[Aim] All of the material below is to be returned exactly.

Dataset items

· · · · ·

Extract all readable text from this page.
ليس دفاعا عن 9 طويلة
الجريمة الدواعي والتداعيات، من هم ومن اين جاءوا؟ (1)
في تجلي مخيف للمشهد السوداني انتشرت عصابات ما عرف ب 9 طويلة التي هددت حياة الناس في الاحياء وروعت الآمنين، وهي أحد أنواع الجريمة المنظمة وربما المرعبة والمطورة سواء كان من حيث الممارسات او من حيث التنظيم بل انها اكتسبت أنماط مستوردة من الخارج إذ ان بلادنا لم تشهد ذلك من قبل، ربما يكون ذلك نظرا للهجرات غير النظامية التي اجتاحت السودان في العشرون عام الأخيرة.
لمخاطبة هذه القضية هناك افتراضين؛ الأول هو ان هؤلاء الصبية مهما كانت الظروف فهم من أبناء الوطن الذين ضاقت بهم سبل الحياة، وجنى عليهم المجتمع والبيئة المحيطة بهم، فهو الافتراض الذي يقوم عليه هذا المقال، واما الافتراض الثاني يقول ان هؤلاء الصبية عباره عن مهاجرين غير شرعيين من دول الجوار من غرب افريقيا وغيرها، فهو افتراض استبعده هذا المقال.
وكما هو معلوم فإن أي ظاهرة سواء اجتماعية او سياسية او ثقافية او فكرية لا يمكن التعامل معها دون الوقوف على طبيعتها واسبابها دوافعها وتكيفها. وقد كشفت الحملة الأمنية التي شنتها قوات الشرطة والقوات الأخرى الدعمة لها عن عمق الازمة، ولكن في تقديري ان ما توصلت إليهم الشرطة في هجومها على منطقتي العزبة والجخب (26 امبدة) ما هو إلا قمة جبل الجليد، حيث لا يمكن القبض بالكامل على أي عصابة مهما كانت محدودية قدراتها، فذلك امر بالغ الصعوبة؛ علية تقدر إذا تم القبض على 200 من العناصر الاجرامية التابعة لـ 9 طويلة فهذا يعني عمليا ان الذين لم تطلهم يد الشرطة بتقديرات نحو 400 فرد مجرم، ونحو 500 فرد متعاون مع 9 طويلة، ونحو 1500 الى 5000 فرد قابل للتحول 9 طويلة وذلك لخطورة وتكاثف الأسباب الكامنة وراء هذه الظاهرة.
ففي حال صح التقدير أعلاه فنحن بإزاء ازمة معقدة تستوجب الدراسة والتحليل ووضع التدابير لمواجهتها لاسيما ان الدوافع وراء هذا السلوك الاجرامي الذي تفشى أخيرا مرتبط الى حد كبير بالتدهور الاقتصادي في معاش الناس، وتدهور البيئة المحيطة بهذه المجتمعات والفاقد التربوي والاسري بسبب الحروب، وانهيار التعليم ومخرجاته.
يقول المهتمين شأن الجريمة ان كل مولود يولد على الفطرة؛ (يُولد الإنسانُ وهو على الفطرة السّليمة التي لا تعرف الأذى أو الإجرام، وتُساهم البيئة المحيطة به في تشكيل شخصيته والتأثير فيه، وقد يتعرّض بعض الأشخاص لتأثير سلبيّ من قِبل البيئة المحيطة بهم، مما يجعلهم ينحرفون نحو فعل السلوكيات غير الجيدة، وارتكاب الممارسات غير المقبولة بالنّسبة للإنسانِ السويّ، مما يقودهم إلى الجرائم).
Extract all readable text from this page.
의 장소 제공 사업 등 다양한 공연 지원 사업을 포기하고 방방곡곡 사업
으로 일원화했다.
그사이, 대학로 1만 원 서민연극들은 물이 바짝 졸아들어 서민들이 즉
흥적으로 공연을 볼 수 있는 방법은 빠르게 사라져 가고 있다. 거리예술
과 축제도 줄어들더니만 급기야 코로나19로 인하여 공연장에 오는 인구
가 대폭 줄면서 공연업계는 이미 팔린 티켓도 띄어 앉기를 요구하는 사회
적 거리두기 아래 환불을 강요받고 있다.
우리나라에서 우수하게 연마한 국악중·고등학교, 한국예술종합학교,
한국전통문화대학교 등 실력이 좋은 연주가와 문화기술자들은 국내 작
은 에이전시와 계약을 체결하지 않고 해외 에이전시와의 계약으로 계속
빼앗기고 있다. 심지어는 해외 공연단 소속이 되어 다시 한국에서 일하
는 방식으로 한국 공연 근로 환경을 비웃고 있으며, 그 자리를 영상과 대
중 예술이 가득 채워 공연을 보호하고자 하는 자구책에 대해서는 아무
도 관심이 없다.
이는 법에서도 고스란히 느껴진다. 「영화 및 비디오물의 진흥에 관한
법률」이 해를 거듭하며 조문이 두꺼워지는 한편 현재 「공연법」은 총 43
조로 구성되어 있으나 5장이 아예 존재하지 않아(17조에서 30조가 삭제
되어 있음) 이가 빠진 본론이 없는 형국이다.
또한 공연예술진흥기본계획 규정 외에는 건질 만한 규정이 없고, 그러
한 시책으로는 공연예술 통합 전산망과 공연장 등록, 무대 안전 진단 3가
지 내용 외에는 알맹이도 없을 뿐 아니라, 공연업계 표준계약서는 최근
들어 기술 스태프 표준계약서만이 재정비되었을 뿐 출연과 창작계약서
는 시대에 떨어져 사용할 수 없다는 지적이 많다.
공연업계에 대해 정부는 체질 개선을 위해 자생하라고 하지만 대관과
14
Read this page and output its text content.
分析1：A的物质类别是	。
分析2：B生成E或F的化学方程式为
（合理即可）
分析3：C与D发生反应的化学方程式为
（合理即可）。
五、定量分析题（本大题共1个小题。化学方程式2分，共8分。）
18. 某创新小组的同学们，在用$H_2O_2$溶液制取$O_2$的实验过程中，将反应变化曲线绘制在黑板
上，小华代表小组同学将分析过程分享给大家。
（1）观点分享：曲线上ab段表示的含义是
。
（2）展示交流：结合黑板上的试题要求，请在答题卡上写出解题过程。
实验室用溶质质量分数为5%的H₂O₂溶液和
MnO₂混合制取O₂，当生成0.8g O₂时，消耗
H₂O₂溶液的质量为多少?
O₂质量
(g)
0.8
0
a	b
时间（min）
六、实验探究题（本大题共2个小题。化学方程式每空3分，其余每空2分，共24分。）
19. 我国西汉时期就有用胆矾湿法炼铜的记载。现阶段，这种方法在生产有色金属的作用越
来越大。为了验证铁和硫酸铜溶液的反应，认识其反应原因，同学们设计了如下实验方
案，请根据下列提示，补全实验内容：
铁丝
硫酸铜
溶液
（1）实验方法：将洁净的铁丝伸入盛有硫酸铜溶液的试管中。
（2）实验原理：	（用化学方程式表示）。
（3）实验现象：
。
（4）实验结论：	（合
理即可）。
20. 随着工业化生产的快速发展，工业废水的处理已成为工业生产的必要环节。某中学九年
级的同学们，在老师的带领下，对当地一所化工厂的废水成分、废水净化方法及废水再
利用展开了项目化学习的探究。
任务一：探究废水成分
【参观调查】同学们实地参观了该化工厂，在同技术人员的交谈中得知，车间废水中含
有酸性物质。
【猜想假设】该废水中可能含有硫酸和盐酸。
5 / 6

· · · · ·

[Written response]
Extract all readable text from this page.
ليس دفاعا عن 9 طويلة
الجريمة الدواعي والتداعيات، من هم ومن اين جاءوا؟ (1)
في تجلي مخيف للمشهد السوداني انتشرت عصابات ما عرف ب 9 طويلة التي هددت حياة الناس في الاحياء وروعت الآمنين، وهي أحد أنواع الجريمة المنظمة وربما المرعبة والمطورة سواء كان من حيث الممارسات او من حيث التنظيم بل انها اكتسبت أنماط مستوردة من الخارج إذ ان بلادنا لم تشهد ذلك من قبل، ربما يكون ذلك نظرا للهجرات غير النظامية التي اجتاحت السودان في العشرون عام الأخيرة.
لمخاطبة هذه القضية هناك افتراضين؛ الأول هو ان هؤلاء الصبية مهما كانت الظروف فهم من أبناء الوطن الذين ضاقت بهم سبل الحياة، وجنى عليهم المجتمع والبيئة المحيطة بهم، فهو الافتراض الذي يقوم عليه هذا المقال، واما الافتراض الثاني يقول ان هؤلاء الصبية عباره عن مهاجرين غير شرعيين من دول الجوار من غرب افريقيا وغيرها، فهو افتراض استبعده هذا المقال.
وكما هو معلوم فإن أي ظاهرة سواء اجتماعية او سياسية او ثقافية او فكرية لا يمكن التعامل معها دون الوقوف على طبيعتها واسبابها دوافعها وتكيفها. وقد كشفت الحملة الأمنية التي شنتها قوات الشرطة والقوات الأخرى الدعمة لها عن عمق الازمة، ولكن في تقديري ان ما توصلت إليهم الشرطة في هجومها على منطقتي العزبة والجخب (26 امبدة) ما هو إلا قمة جبل الجليد، حيث لا يمكن القبض بالكامل على أي عصابة مهما كانت محدودية قدراتها، فذلك امر بالغ الصعوبة؛ علية تقدر إذا تم القبض على 200 من العناصر الاجرامية التابعة لـ 9 طويلة فهذا يعني عمليا ان الذين لم تطلهم يد الشرطة بتقديرات نحو 400 فرد مجرم، ونحو 500 فرد متعاون مع 9 طويلة، ونحو 1500 الى 5000 فرد قابل للتحول 9 طويلة وذلك لخطورة وتكاثف الأسباب الكامنة وراء هذه الظاهرة.
ففي حال صح التقدير أعلاه فنحن بإزاء ازمة معقدة تستوجب الدراسة والتحليل ووضع التدابير لمواجهتها لاسيما ان الدوافع وراء هذا السلوك الاجرامي الذي تفشى أخيرا مرتبط الى حد كبير بالتدهور الاقتصادي في معاش الناس، وتدهور البيئة المحيطة بهذه المجتمعات والفاقد التربوي والاسري بسبب الحروب، وانهيار التعليم ومخرجاته.
يقول المهتمين شأن الجريمة ان كل مولود يولد على الفطرة؛ (يُولد الإنسانُ وهو على الفطرة السّليمة التي لا تعرف الأذى أو الإجرام، وتُساهم البيئة المحيطة به في تشكيل شخصيته والتأثير فيه، وقد يتعرّض بعض الأشخاص لتأثير سلبيّ من قِبل البيئة المحيطة بهم، مما يجعلهم ينحرفون نحو فعل السلوكيات غير الجيدة، وارتكاب الممارسات غير المقبولة بالنّسبة للإنسانِ السويّ، مما يقودهم إلى الجرائم).
Extract all readable text from this page.
의 장소 제공 사업 등 다양한 공연 지원 사업을 포기하고 방방곡곡 사업
으로 일원화했다.
그사이, 대학로 1만 원 서민연극들은 물이 바짝 졸아들어 서민들이 즉
흥적으로 공연을 볼 수 있는 방법은 빠르게 사라져 가고 있다. 거리예술
과 축제도 줄어들더니만 급기야 코로나19로 인하여 공연장에 오는 인구
가 대폭 줄면서 공연업계는 이미 팔린 티켓도 띄어 앉기를 요구하는 사회
적 거리두기 아래 환불을 강요받고 있다.
우리나라에서 우수하게 연마한 국악중·고등학교, 한국예술종합학교,
한국전통문화대학교 등 실력이 좋은 연주가와 문화기술자들은 국내 작
은 에이전시와 계약을 체결하지 않고 해외 에이전시와의 계약으로 계속
빼앗기고 있다. 심지어는 해외 공연단 소속이 되어 다시 한국에서 일하
는 방식으로 한국 공연 근로 환경을 비웃고 있으며, 그 자리를 영상과 대
중 예술이 가득 채워 공연을 보호하고자 하는 자구책에 대해서는 아무
도 관심이 없다.
이는 법에서도 고스란히 느껴진다. 「영화 및 비디오물의 진흥에 관한
법률」이 해를 거듭하며 조문이 두꺼워지는 한편 현재 「공연법」은 총 43
조로 구성되어 있으나 5장이 아예 존재하지 않아(17조에서 30조가 삭제
되어 있음) 이가 빠진 본론이 없는 형국이다.
또한 공연예술진흥기본계획 규정 외에는 건질 만한 규정이 없고, 그러
한 시책으로는 공연예술 통합 전산망과 공연장 등록, 무대 안전 진단 3가
지 내용 외에는 알맹이도 없을 뿐 아니라, 공연업계 표준계약서는 최근
들어 기술 스태프 표준계약서만이 재정비되었을 뿐 출연과 창작계약서
는 시대에 떨어져 사용할 수 없다는 지적이 많다.
공연업계에 대해 정부는 체질 개선을 위해 자생하라고 하지만 대관과
14
Read this page and output its text content.
分析1：A的物质类别是	。
分析2：B生成E或F的化学方程式为
（合理即可）
分析3：C与D发生反应的化学方程式为
（合理即可）。
五、定量分析题（本大题共1个小题。化学方程式2分，共8分。）
18. 某创新小组的同学们，在用$H_2O_2$溶液制取$O_2$的实验过程中，将反应变化曲线绘制在黑板
上，小华代表小组同学将分析过程分享给大家。
（1）观点分享：曲线上ab段表示的含义是
。
（2）展示交流：结合黑板上的试题要求，请在答题卡上写出解题过程。
实验室用溶质质量分数为5%的H₂O₂溶液和
MnO₂混合制取O₂，当生成0.8g O₂时，消耗
H₂O₂溶液的质量为多少?
O₂质量
(g)
0.8
0
a	b
时间（min）
六、实验探究题（本大题共2个小题。化学方程式每空3分，其余每空2分，共24分。）
19. 我国西汉时期就有用胆矾湿法炼铜的记载。现阶段，这种方法在生产有色金属的作用越
来越大。为了验证铁和硫酸铜溶液的反应，认识其反应原因，同学们设计了如下实验方
案，请根据下列提示，补全实验内容：
铁丝
硫酸铜
溶液
（1）实验方法：将洁净的铁丝伸入盛有硫酸铜溶液的试管中。
（2）实验原理：	（用化学方程式表示）。
（3）实验现象：
。
（4）实验结论：	（合
理即可）。
20. 随着工业化生产的快速发展，工业废水的处理已成为工业生产的必要环节。某中学九年
级的同学们，在老师的带领下，对当地一所化工厂的废水成分、废水净化方法及废水再
利用展开了项目化学习的探究。
任务一：探究废水成分
【参观调查】同学们实地参观了该化工厂，在同技术人员的交谈中得知，车间废水中含
有酸性物质。
【猜想假设】该废水中可能含有硫酸和盐酸。
5 / 6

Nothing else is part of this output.